**Article:**
■ ■ ■ ■ ■ ■ ■
The women’s network of the BKDP exists since the end of 2006. Since then, the female membership of the unions increased. Currently, more than 35% of the BKDP members are women. The challenge, however, still is to see this growing number of membership reflected in the increase of women at leadership positions and the integration of interests of female workers (e.g. related to pregnancy & health and safety, flexible working schedules, childcare, equal payment for equal work) in the trade union agenda and attention to these issues in collective negotiations and regular campaigns of the unions. The women expressed the need to have more space, to develop leadership qualities. As one of them expressed clearly: “It is not possible that almost half of the members of our unions are ‘just’ member without really participating”.
Irina Zihl, national coordinator and working at the Belkali (mines) in Soligorsk opened the conference with the following words: “We have to use the opportunity that we are here together. To make new steps with the network we have to look critically at what we have done. With real activities and results we can prove the importance of the women’s network to the leaders and firstly to ourselves. We will understand why our network is important and think of how to communicate this. We have to thank the leadership of BKDP, the members of the coordination committee who are really ready to go somewhere, and the women in the regions who are working for our tasks on their own. Thank you for your friendship and spirit!”
Friday 22 January focussed mainly on the formulation of a statement and a concrete action plan that was discussed with other members of the network and male leaders of the unions on Saturday and Sunday. The goal was to create a manifest with a coherent vision in which the women express who they are, what they want and why their network is a trade union matter. The challenge was to end the day with concrete proposals, commitment of people and a plan with clear steps.
Franny Parren (TIE-Netherlands) supported the process with facilitating a training in which the women worked towards this goal by means of different exercises.
The morning started with a presentation proving that discrimination between men and women is forbidden according to either international declarations like the “CEDAW (Convention on the Elimination of All Forms of Discrimination against Women), the 1995 Beijing Declaration and Platform for action, and national laws like the Belarusian Constitution and the Labour Code.
The presentation showed that the position of men and women at the labour market is different and labour conditions impact men and women in different ways. There is inequality in access to resources, career opportunities, social security and social service. But there is also statistical data proving that in cases where more women participate in trade unions and are covered by collective agreements, they are better off.
Different ILO conventions emphasize the need to work on gender equality but also give direction to the trade union agendas. Examples are ILO Convention 100 on Equal Remuneration (ratified by Belarus in 1951), Convention 111 on the Elimination of discrimination in employment (ratified by Belarus in 1958), Convention 156 on Workers with family responsibility (not ratified by Belarus) and Convention 183 on Maternity protection (ratified by Belarus in 2000). This shows us that gender issues are part of the international trade union agenda and should be taken up by national unions as well.
The next assignment was to formulate a concrete and clear statement of what we are and what we do, in such a form that it can be explained to another person while waiting in an elevator to move from first till twentieth floor (the so called “elevator pitch”). The women came to the following slogan an statement (that was approved by the network on Saturday 23 January)
“We are those who inspire and are the motor of ideas of the trade union”!
■ ■ ■ ■ ■ ■ ■
**What you will do:**
A. According to the conference report, what share of BKDP members are currently women?
B. Rewrite the conference report between "Franny Parren (TIE-Netherlands)" and "the Labour Code.", inclusive, swapping "training" for "workshop".
The data are not needed for any of these tasks.

**Data extract:**
■ ■ ■ ■ ■ ■ ■
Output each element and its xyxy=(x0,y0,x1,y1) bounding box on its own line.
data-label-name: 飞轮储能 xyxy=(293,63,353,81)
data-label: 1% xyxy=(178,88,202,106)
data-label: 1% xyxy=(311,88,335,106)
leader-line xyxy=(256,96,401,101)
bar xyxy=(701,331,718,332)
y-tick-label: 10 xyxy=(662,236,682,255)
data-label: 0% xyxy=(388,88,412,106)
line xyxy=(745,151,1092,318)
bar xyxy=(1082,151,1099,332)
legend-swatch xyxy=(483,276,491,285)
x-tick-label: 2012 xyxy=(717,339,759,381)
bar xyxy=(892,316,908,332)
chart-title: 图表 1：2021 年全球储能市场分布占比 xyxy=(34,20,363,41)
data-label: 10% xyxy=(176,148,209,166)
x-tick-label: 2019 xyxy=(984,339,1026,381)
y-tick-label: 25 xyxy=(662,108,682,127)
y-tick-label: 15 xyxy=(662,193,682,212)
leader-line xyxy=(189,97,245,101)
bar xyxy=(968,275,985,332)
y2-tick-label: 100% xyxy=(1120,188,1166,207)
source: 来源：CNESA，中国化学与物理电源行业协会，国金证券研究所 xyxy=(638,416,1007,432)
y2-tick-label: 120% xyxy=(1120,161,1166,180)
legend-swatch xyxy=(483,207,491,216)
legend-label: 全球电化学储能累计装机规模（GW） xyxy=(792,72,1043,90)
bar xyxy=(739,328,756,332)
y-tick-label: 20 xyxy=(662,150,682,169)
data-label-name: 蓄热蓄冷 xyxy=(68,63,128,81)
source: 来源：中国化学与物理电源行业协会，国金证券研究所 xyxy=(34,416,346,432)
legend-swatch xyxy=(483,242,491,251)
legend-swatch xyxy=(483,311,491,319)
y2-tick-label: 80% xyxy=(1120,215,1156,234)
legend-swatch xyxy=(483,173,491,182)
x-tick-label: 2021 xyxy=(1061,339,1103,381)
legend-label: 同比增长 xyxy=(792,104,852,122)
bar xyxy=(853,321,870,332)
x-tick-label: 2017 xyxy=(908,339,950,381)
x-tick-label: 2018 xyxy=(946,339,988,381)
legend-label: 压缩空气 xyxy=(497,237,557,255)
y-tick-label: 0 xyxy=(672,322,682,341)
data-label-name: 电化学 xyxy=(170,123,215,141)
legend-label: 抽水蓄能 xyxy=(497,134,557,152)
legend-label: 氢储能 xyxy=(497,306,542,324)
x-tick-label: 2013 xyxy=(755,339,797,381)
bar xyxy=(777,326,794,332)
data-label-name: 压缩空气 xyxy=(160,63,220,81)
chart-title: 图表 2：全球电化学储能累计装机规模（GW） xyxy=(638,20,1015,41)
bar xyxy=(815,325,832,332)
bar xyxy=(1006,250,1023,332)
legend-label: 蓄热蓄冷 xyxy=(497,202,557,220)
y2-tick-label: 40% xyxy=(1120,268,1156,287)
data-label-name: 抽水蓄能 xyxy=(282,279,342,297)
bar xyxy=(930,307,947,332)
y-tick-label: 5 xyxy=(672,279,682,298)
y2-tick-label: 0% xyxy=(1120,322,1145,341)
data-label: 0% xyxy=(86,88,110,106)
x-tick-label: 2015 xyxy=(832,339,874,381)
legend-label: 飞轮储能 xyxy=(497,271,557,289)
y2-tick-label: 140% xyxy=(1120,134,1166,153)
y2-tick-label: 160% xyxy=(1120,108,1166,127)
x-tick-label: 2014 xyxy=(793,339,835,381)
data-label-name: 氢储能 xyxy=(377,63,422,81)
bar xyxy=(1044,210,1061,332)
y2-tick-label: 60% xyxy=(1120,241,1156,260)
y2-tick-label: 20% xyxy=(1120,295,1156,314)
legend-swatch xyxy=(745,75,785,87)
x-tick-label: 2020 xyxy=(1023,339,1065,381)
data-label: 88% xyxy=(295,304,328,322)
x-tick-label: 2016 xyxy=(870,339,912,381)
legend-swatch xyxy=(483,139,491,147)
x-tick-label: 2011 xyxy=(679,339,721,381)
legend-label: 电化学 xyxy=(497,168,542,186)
■ ■ ■ ■ ■ ■ ■
**Results for the exercise:**
A. More than 35% of BKDP members are women.

B.
Franny Parren (TIE-Netherlands) supported the process with facilitating a workshop in which the women worked towards this goal by means of different exercises.
The morning started with a presentation proving that discrimination between men and women is forbidden according to either international declarations like the “CEDAW (Convention on the Elimination of All Forms of Discrimination against Women), the 1995 Beijing Declaration and Platform for action, and national laws like the Belarusian Constitution and the Labour Code.